(begin)

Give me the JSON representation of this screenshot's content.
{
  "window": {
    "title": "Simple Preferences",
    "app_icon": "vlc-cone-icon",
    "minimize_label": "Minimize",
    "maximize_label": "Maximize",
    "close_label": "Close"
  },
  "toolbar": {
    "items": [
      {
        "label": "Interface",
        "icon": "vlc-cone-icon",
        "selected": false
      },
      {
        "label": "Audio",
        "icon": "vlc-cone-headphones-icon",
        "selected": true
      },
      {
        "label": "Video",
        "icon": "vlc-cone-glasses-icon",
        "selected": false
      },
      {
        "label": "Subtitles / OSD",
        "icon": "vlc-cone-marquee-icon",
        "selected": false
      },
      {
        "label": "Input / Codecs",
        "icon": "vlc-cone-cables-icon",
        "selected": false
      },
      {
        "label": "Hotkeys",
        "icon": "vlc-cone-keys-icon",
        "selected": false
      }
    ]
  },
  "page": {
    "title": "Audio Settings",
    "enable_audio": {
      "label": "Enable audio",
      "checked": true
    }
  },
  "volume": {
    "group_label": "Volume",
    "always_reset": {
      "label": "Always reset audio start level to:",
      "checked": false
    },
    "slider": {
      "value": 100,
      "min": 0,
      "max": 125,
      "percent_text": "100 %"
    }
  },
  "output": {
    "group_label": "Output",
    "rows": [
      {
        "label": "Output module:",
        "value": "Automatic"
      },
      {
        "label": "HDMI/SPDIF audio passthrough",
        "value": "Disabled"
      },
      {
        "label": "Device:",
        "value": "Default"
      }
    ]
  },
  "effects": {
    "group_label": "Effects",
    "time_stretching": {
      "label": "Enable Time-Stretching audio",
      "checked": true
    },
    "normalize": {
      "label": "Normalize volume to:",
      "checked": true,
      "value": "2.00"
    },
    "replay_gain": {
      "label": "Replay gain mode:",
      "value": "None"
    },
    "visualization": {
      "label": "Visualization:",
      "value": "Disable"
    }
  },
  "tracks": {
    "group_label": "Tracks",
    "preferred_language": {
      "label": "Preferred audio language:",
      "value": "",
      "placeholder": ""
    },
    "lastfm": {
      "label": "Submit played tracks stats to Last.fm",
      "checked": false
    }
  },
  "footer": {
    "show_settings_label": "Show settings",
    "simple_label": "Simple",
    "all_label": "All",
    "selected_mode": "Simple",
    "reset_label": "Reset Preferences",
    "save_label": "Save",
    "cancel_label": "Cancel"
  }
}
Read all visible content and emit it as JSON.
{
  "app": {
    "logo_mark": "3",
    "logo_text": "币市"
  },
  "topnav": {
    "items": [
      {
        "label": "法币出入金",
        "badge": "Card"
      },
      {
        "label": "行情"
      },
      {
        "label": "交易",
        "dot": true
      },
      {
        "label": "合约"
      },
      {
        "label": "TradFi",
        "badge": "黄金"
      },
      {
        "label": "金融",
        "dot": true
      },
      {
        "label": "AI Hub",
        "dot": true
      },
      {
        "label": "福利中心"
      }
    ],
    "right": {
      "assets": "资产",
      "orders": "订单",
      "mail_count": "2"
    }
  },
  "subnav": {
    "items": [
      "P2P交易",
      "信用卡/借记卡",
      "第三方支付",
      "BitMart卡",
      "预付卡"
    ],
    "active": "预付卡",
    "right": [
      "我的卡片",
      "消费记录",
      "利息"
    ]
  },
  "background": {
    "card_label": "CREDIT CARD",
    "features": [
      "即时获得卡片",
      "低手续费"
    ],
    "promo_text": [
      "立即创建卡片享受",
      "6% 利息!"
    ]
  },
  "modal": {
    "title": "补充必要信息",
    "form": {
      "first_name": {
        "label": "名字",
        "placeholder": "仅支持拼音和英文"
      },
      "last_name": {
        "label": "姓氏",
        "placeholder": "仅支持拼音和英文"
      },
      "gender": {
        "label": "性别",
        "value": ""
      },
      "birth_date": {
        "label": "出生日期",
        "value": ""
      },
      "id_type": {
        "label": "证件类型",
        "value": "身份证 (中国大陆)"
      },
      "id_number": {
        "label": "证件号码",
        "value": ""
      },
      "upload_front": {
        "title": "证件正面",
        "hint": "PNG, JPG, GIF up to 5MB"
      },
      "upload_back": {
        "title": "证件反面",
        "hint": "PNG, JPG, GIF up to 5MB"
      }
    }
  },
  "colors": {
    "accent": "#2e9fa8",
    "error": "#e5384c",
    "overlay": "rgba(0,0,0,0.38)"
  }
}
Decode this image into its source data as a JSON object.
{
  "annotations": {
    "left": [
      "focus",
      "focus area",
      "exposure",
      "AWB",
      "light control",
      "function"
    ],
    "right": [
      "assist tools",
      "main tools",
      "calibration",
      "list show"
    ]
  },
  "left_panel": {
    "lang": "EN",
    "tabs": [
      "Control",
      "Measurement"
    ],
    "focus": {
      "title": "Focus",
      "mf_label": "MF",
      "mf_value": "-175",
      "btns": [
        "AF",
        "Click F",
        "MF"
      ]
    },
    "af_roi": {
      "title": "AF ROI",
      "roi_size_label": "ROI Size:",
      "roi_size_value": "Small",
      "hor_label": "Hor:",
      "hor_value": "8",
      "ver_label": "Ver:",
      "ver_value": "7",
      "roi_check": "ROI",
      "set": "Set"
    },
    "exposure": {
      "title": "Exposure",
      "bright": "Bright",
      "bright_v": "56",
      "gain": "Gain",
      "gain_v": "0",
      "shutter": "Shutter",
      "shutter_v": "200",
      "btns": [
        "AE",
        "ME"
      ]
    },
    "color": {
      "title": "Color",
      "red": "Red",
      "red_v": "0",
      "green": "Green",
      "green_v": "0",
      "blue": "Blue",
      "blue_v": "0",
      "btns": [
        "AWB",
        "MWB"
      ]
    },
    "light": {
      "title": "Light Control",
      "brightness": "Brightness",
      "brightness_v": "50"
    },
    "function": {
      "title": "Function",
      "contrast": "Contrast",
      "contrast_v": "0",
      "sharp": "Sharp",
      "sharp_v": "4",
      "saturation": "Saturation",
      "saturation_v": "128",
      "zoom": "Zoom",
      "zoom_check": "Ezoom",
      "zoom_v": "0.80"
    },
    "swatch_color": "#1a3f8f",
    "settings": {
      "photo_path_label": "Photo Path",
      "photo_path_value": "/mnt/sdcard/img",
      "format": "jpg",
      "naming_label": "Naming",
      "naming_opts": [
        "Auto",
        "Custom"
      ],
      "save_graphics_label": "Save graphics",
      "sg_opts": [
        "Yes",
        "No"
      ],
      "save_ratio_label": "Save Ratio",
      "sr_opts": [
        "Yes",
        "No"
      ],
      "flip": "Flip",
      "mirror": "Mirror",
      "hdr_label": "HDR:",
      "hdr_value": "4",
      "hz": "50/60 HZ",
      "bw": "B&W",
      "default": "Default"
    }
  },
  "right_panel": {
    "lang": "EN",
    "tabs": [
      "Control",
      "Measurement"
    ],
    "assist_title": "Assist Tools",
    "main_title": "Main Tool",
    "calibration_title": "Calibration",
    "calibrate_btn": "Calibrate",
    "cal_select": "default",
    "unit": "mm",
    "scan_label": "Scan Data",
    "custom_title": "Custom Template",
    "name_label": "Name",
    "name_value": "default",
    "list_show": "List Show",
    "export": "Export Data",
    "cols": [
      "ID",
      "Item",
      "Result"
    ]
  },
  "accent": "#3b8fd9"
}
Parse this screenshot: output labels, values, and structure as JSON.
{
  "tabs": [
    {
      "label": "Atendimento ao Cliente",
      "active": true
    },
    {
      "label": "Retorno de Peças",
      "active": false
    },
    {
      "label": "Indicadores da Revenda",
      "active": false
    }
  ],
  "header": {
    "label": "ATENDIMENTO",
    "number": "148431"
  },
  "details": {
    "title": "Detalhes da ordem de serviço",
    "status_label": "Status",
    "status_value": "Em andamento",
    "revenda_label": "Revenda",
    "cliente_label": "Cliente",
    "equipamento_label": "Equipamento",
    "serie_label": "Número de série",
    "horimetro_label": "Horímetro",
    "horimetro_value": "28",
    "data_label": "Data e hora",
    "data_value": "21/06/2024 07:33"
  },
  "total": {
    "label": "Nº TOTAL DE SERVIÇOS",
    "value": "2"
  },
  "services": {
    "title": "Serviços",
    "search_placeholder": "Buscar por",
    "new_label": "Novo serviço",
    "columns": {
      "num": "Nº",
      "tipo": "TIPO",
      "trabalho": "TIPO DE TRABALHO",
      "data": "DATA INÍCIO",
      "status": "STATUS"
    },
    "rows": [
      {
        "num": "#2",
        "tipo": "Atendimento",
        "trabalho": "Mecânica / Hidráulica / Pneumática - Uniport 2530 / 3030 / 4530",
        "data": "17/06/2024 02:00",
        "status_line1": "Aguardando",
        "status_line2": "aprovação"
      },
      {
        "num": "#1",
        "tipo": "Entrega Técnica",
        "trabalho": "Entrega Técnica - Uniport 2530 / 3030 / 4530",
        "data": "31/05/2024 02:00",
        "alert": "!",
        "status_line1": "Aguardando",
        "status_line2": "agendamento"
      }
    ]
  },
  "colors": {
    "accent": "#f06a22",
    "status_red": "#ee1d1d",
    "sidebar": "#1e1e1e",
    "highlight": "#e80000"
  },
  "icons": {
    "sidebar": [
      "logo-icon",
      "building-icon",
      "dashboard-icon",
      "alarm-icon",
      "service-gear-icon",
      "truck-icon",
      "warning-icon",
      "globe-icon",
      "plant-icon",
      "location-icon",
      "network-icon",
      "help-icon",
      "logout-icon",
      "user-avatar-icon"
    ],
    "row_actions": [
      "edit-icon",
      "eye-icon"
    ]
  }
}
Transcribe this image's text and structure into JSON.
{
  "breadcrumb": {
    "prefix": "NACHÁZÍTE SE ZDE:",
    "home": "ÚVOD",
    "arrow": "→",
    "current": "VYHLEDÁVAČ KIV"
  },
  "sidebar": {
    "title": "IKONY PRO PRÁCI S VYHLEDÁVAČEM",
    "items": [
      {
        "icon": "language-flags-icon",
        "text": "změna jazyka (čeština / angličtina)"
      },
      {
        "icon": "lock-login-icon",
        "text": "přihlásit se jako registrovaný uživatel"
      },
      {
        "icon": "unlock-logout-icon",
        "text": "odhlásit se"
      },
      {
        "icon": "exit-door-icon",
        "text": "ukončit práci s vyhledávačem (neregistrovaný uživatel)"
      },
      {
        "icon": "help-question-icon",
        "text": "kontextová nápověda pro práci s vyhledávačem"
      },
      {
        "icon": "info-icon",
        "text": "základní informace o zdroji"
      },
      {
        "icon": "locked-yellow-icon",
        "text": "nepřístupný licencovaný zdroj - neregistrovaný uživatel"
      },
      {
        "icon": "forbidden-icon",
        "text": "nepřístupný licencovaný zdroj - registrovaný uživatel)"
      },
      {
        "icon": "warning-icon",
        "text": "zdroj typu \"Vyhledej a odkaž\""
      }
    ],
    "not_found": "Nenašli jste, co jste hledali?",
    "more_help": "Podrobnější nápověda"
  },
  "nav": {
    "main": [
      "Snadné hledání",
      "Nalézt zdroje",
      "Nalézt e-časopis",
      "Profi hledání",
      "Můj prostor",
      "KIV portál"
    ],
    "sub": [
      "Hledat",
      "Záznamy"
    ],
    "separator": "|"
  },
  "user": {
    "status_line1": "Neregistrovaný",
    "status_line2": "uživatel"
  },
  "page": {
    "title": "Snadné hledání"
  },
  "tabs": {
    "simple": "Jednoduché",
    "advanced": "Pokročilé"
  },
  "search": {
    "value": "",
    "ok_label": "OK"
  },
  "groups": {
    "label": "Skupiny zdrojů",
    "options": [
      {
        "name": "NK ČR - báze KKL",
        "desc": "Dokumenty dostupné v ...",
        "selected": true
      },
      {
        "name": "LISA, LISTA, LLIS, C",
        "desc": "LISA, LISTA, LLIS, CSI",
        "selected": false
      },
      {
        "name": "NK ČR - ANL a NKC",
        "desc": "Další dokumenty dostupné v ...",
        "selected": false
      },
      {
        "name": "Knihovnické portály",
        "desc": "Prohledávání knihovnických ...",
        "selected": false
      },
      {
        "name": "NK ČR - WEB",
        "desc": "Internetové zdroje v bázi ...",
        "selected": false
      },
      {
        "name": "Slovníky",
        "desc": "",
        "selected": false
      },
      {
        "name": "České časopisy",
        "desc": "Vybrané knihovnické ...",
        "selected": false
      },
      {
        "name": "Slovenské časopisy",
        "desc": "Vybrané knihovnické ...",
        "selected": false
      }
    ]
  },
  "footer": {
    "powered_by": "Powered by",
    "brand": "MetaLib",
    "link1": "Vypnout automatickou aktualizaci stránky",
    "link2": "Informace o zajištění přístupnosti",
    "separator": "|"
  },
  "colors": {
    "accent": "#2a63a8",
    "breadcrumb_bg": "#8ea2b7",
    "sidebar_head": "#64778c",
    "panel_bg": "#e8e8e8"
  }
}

(end)

*OBJECTIVE:*
Copy each line of the records that contains the word "trabalho".

*RESPONSE TO THIS TASK:*
      "trabalho": "TIPO DE TRABALHO",
        "trabalho": "Mecânica / Hidráulica / Pneumática - Uniport 2530 / 3030 / 4530",
        "trabalho": "Entrega Técnica - Uniport 2530 / 3030 / 4530",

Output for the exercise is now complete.